» **EXCERTO PARA LEITURA**:
»»
A invasão da Rússia à Ucrânia começou há um mês, mas há guerras que duram há décadas. E vão continuar. Na Síria, cerca de 13 mil crianças morreram ou ficaram feridas nos últimos dez anos e no Iémen, onde os ataques duram desde o início do século, a ONU estima que o país atinja o maior número de pessoas com fome até ao final deste ano — 19 milhões de pessoas.
O Observador reuniu as informações mais recentes sobre os conflitos que resultaram em milhares de mortes, de deslocados e de refugiados: Síria, Iémen, Etiópia, Afeganistão, Nigéria, Sudão do Sul e República Centro-Africana.
Síria
De protestos pacíficos contra o regime de Bashar al-Assad para uma guerra civil. Desde 2011 que a Síria é palco de conflitos, com bombardeamentos e ataques diários. E, “à medida que a crise continua, a esperança desaparece”, escreveu o Alto-Comissariado das Nações Unidas para os Refugiados.
A guerra na Síria criou o maior fluxo de refugiados do século: existem mais de 6,6 milhões de refugiados sírios em todo o mundo e 5,6 milhões estão em países próximos da Síria, como Turquia, Iraque e Egito. Aliás, a Turquia é o país que tem mais refugiados sírios — são mais de 3,7 milhões. De acordo com o Observatório Sírio para os Direitos Humanos, este conflito armado provocou, nos últimos 11 anos, meio milhão de mortes.
O conflito na Síria tem sido comparado à guerra na Ucrânia, que começou a 24 de fevereiro, por causa da “multiplicação dos crimes de guerra”. Esta terça-feira, a Amnistia Internacional referiu que “o que está a acontecer na Ucrânia é uma repetição daquilo que vimos na Síria”. A guerra na Ucrânia dura há mais de um mês e a guerra na Síria entrou este mês na segunda década.
««
» **INFORMAÇÃO FORNECIDA**:
»»
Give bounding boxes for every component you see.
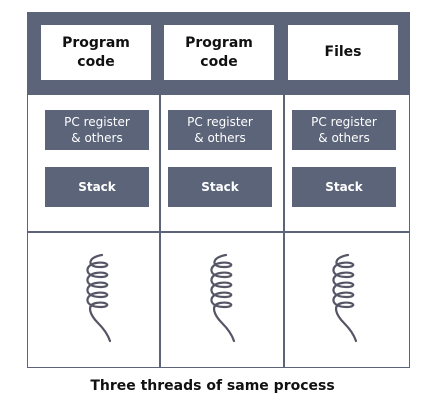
««
» **INSTRUÇÕES**:
1. No excerto sobre as guerras, reescreva em forma de lista o parágrafo que começa por "A guerra na Síria criou o maior fluxo", mantendo os dados principais.
2. Segundo o excerto sobre as guerras, quantas pessoas com fome a ONU estima que o Iémen atinja até ao final do ano?
3. Prossiga o excerto sobre as guerras a partir do ponto em que termina.
As linhas não têm qualquer papel no que aqui se pede.

» **RESPOSTAS POR TAREFA**:
1.
- A guerra na Síria gerou o maior fluxo de refugiados do século.
- Há mais de 6,6 milhões de refugiados sírios no mundo.
- Destes, 5,6 milhões vivem em países próximos, como Turquia, Iraque e Egito.
- A Turquia acolhe mais de 3,7 milhões, mais do que qualquer outro país.
- Segundo o Observatório Sírio para os Direitos Humanos, o conflito causou meio milhão de mortes em 11 anos.

2. 19 milhões de pessoas.

3.
As notícias mais recentes dão conta de uma lei promulgada por Bashar al-Assad que restringe a liberdade de expressão no país: seis meses de prisão para os cidadãos que usem palavras que afetam a imagem do governo. Também na semana passada, a ONU promoveu negociações em Genebra para discutir uma nova Constituição da Síria, com a presença dos representantes do governo de Damasco. Esta é a sétima reunião, sendo que as seis anteriores terminaram sem qualquer acordo.
Iémen
A maior crise humanitária de sempre pode ser resumida nos seguintes números: sete anos de conflito, quatro milhões de deslocados dentro do país, mais de 23 milhões de pessoas precisam de ajuda humanitária e 377 mil pessoas morreram.
O Alto-Comissariado das Nações Unidas para os Refugiados disse recentemente que não existem sinais de abrandamento deste conflito, que começou em 2015. E a decisão que os rebeldes Houthis tomaram esta semana vem confirmar exatamente a dificuldade que o Iémen terá em terminar com o conflito armado. O objetivo seria ter este ano um mês de Ramadão em paz, sem ataques, mas o cessar-fogo não vai acontecer.
Neste país, aquilo que começou com um protesto batizado de “Primavera Árabe”, para acabar com a corrupção no governo e alcançar estabilidade, acabou numa profunda crise. O grupo de rebeldes Houthis, da fação xiita, invadiu a capital do Iémen em 2014 e, a partir daí, os confrontos entre xiitas e sunitas tem resultado na destruição do país.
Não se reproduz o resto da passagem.